>> Start Records for this exercise

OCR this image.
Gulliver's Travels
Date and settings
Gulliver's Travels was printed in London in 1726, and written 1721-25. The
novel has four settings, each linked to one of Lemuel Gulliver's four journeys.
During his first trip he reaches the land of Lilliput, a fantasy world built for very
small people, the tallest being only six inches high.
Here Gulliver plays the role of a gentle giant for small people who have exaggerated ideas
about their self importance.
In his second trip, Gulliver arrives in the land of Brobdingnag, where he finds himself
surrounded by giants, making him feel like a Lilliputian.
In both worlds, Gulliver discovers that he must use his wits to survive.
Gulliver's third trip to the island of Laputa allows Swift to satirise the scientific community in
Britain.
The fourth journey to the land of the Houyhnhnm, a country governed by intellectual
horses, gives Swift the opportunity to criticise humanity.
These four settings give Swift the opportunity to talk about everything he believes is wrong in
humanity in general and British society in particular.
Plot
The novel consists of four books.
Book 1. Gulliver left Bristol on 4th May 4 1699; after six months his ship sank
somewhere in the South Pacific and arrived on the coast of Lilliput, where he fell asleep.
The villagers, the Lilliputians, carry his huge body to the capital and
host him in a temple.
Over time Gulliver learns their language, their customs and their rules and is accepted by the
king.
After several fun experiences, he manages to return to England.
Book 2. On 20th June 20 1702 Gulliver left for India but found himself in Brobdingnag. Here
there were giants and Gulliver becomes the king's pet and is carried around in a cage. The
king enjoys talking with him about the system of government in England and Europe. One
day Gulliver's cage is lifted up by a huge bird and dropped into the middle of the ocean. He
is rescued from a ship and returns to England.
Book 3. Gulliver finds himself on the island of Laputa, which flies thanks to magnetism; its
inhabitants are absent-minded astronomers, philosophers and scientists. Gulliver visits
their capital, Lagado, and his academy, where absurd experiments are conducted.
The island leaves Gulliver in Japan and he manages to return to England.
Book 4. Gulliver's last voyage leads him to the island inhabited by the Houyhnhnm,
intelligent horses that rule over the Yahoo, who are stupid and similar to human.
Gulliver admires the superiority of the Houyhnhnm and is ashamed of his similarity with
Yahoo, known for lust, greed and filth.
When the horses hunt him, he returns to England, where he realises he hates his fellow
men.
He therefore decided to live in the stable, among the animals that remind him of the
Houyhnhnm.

>> End Records for this exercise

▶ _What you are asked to do_
Repeat every record, exactly as written.

▶ _The response_
OCR this image.
Gulliver's Travels
Date and settings
Gulliver's Travels was printed in London in 1726, and written 1721-25. The
novel has four settings, each linked to one of Lemuel Gulliver's four journeys.
During his first trip he reaches the land of Lilliput, a fantasy world built for very
small people, the tallest being only six inches high.
Here Gulliver plays the role of a gentle giant for small people who have exaggerated ideas
about their self importance.
In his second trip, Gulliver arrives in the land of Brobdingnag, where he finds himself
surrounded by giants, making him feel like a Lilliputian.
In both worlds, Gulliver discovers that he must use his wits to survive.
Gulliver's third trip to the island of Laputa allows Swift to satirise the scientific community in
Britain.
The fourth journey to the land of the Houyhnhnm, a country governed by intellectual
horses, gives Swift the opportunity to criticise humanity.
These four settings give Swift the opportunity to talk about everything he believes is wrong in
humanity in general and British society in particular.
Plot
The novel consists of four books.
Book 1. Gulliver left Bristol on 4th May 4 1699; after six months his ship sank
somewhere in the South Pacific and arrived on the coast of Lilliput, where he fell asleep.
The villagers, the Lilliputians, carry his huge body to the capital and
host him in a temple.
Over time Gulliver learns their language, their customs and their rules and is accepted by the
king.
After several fun experiences, he manages to return to England.
Book 2. On 20th June 20 1702 Gulliver left for India but found himself in Brobdingnag. Here
there were giants and Gulliver becomes the king's pet and is carried around in a cage. The
king enjoys talking with him about the system of government in England and Europe. One
day Gulliver's cage is lifted up by a huge bird and dropped into the middle of the ocean. He
is rescued from a ship and returns to England.
Book 3. Gulliver finds himself on the island of Laputa, which flies thanks to magnetism; its
inhabitants are absent-minded astronomers, philosophers and scientists. Gulliver visits
their capital, Lagado, and his academy, where absurd experiments are conducted.
The island leaves Gulliver in Japan and he manages to return to England.
Book 4. Gulliver's last voyage leads him to the island inhabited by the Houyhnhnm,
intelligent horses that rule over the Yahoo, who are stupid and similar to human.
Gulliver admires the superiority of the Houyhnhnm and is ashamed of his similarity with
Yahoo, known for lust, greed and filth.
When the horses hunt him, he returns to England, where he realises he hates his fellow
men.
He therefore decided to live in the stable, among the animals that remind him of the
Houyhnhnm.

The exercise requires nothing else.